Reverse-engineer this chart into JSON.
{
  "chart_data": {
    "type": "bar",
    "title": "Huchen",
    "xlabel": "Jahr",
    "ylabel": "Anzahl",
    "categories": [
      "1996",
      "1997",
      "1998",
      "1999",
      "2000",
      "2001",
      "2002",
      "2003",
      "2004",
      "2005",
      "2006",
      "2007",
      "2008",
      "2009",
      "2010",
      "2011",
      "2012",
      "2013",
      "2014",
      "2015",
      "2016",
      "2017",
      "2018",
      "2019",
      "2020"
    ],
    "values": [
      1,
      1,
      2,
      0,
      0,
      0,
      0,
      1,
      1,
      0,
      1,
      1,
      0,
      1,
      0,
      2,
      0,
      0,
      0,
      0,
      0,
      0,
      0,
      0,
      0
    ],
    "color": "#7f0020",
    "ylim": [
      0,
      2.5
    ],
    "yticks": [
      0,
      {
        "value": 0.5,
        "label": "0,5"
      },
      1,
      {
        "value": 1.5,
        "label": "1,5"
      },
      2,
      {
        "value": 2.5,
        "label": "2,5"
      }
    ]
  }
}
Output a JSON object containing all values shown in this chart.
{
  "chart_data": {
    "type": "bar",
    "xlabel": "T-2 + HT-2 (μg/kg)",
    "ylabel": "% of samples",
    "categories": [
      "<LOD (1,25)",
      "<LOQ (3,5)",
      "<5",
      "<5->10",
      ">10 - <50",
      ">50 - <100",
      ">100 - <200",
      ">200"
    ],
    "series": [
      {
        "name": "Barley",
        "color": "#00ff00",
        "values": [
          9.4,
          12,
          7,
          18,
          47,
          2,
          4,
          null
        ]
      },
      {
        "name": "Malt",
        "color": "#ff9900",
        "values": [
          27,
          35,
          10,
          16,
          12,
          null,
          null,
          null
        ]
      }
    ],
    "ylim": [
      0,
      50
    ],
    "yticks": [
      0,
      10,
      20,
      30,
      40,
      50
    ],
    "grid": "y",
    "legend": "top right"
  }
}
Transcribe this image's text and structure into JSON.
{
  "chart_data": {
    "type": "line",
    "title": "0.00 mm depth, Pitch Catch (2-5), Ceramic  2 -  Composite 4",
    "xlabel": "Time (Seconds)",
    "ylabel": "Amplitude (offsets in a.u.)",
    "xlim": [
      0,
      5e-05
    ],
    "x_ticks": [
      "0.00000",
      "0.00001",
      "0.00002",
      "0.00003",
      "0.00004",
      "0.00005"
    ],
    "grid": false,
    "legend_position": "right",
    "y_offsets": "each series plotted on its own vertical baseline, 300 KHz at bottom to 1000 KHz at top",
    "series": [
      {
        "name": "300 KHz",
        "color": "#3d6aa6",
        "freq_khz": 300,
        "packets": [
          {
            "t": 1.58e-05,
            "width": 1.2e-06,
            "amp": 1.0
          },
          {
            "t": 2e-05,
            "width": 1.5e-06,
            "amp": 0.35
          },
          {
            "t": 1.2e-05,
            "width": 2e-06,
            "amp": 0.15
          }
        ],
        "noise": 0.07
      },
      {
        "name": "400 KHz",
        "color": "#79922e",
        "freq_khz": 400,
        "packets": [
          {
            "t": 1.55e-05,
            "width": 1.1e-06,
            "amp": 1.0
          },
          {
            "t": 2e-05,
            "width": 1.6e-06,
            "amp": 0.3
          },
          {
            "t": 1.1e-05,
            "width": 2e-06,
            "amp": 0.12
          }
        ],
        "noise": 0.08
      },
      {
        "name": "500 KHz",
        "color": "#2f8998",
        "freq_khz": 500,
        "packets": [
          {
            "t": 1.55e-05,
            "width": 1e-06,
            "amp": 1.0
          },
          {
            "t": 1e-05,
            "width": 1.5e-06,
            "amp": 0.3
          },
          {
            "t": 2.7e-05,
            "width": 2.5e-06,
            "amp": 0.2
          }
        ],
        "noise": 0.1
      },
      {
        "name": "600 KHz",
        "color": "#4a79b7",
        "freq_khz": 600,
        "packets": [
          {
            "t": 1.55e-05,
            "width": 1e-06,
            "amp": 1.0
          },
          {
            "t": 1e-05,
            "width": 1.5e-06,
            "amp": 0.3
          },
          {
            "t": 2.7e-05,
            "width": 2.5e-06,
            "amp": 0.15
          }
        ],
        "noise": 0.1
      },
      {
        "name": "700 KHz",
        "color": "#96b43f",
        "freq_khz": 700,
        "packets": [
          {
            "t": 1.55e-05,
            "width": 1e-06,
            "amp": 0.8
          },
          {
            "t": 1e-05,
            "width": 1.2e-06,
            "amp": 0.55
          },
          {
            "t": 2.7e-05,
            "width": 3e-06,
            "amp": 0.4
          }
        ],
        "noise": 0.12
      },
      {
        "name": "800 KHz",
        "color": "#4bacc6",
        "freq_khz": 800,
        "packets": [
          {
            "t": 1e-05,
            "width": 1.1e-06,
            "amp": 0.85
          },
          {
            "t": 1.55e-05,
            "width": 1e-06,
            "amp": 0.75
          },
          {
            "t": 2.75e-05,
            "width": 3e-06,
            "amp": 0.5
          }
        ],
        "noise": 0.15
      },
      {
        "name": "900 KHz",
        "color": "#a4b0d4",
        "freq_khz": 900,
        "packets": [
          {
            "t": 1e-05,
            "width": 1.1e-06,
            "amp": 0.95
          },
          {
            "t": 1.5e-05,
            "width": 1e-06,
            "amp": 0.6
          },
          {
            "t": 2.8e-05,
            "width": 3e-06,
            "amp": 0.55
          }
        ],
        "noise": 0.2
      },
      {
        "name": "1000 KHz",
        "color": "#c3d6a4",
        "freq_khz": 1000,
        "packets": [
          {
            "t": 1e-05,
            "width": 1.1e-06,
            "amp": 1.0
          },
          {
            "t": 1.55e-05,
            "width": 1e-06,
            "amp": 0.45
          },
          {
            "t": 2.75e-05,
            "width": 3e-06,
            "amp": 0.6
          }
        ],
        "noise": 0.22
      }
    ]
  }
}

============================================================

### What the exercise asks
Copy each line of the preceding data that contains the string "xlabel".

### Written response
    "xlabel": "Jahr",
    "xlabel": "T-2 + HT-2 (μg/kg)",
    "xlabel": "Time (Seconds)",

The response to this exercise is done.